- Required work -
Reproduce the records word for word from the beginning up to and including the line that contains "396, 854, 410]".

+---+

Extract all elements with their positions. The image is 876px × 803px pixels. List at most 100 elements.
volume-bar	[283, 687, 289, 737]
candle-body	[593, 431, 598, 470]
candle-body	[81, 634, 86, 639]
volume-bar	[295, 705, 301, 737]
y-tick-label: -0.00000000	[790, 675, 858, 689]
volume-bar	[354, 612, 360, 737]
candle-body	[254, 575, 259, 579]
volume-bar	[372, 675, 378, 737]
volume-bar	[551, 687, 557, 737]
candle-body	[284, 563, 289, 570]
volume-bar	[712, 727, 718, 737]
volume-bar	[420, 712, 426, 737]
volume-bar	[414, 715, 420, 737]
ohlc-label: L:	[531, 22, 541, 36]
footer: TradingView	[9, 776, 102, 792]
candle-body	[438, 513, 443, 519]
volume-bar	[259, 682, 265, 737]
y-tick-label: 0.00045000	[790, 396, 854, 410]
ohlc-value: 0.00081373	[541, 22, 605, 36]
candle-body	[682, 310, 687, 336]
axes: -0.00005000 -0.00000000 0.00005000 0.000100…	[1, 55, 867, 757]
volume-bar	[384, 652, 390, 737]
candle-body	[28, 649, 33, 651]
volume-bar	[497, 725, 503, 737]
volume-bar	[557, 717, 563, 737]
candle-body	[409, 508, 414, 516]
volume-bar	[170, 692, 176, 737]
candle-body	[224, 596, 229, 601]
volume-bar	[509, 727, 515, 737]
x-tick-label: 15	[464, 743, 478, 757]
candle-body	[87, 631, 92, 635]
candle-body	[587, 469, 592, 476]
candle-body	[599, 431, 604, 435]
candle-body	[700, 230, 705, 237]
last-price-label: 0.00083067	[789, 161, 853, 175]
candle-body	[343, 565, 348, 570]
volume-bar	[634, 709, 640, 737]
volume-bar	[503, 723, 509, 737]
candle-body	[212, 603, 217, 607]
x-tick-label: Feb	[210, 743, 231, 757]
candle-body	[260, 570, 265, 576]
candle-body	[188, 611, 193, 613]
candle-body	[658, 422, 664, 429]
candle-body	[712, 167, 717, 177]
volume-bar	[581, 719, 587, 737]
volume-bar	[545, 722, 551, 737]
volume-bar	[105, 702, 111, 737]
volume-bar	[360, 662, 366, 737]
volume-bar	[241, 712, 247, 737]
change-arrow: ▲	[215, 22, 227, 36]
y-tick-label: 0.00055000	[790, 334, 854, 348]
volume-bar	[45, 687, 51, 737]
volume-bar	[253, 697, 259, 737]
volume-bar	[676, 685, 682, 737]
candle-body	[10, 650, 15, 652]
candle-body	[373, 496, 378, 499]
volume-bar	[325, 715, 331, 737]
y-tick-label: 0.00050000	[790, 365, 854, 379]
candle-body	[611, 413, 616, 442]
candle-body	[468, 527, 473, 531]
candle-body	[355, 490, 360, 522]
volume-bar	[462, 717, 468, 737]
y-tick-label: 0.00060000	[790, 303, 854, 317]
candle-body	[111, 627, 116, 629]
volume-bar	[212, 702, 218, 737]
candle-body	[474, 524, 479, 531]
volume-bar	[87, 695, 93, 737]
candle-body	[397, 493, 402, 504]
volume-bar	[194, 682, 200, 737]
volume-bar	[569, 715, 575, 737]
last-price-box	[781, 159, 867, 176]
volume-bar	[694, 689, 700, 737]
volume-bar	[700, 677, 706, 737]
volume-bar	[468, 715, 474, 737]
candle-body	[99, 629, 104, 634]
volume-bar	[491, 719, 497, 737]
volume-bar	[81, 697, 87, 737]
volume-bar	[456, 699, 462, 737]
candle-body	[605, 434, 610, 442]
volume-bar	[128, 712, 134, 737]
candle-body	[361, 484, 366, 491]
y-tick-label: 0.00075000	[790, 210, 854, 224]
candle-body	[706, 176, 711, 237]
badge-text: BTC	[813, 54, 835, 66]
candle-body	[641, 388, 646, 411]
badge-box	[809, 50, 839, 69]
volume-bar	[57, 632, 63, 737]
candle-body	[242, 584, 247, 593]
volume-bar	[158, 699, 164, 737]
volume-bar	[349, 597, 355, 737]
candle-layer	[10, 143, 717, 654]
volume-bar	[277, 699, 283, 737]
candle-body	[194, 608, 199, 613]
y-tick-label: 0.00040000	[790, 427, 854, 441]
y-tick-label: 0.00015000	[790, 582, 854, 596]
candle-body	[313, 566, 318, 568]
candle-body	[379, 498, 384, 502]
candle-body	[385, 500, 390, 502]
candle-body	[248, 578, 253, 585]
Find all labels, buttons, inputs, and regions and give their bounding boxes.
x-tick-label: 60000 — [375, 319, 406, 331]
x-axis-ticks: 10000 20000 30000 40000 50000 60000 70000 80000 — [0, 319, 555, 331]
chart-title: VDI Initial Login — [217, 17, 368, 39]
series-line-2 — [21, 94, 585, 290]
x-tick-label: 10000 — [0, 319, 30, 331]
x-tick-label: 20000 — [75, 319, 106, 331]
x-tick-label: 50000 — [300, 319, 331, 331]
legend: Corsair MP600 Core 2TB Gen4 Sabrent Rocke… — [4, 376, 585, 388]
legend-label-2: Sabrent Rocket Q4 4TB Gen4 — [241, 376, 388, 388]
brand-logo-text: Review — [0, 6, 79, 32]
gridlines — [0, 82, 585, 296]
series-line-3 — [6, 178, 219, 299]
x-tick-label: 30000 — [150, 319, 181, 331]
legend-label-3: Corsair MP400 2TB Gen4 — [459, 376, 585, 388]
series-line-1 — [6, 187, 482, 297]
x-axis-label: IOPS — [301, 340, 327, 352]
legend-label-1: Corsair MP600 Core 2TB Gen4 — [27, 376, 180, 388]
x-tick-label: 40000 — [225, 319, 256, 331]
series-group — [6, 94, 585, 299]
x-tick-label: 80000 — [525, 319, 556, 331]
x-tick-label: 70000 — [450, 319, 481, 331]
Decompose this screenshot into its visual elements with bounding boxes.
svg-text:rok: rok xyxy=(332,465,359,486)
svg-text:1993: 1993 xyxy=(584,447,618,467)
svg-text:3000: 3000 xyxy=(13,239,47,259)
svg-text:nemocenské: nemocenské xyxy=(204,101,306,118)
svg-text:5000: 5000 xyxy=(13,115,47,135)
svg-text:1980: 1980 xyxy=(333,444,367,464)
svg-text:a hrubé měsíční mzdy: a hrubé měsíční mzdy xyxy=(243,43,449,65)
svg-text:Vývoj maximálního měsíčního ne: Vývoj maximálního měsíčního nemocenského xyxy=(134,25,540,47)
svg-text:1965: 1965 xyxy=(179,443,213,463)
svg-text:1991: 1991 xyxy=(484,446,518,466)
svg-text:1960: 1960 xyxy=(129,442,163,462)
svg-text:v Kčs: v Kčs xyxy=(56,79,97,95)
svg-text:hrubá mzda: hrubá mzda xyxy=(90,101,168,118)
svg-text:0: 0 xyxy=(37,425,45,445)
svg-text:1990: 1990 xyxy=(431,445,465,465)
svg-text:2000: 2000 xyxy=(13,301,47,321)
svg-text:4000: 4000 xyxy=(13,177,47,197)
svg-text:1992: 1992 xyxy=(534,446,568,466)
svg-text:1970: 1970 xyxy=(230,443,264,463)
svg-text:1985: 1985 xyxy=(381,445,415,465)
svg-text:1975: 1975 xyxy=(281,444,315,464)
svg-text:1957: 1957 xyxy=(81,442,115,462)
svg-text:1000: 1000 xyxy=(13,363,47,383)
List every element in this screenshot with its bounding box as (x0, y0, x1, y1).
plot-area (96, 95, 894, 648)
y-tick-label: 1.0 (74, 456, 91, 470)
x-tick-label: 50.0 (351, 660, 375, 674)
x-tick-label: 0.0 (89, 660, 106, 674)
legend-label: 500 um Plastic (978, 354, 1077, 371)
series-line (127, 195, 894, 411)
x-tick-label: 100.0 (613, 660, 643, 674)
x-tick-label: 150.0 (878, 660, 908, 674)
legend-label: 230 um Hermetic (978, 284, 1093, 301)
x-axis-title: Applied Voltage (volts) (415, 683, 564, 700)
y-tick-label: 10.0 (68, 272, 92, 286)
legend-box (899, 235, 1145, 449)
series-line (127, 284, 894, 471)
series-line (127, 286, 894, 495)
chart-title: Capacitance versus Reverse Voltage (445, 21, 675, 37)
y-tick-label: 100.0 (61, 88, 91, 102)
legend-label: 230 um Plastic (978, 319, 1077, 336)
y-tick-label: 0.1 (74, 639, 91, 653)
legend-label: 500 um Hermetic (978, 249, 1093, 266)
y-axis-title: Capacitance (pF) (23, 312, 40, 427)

+---+

- Output for this task -
Extract all elements with their positions. The image is 876px × 803px pixels. List at most 100 elements.
volume-bar	[283, 687, 289, 737]
candle-body	[593, 431, 598, 470]
candle-body	[81, 634, 86, 639]
volume-bar	[295, 705, 301, 737]
y-tick-label: -0.00000000	[790, 675, 858, 689]
volume-bar	[354, 612, 360, 737]
candle-body	[254, 575, 259, 579]
volume-bar	[372, 675, 378, 737]
volume-bar	[551, 687, 557, 737]
candle-body	[284, 563, 289, 570]
volume-bar	[712, 727, 718, 737]
volume-bar	[420, 712, 426, 737]
volume-bar	[414, 715, 420, 737]
ohlc-label: L:	[531, 22, 541, 36]
footer: TradingView	[9, 776, 102, 792]
candle-body	[438, 513, 443, 519]
volume-bar	[259, 682, 265, 737]
y-tick-label: 0.00045000	[790, 396, 854, 410]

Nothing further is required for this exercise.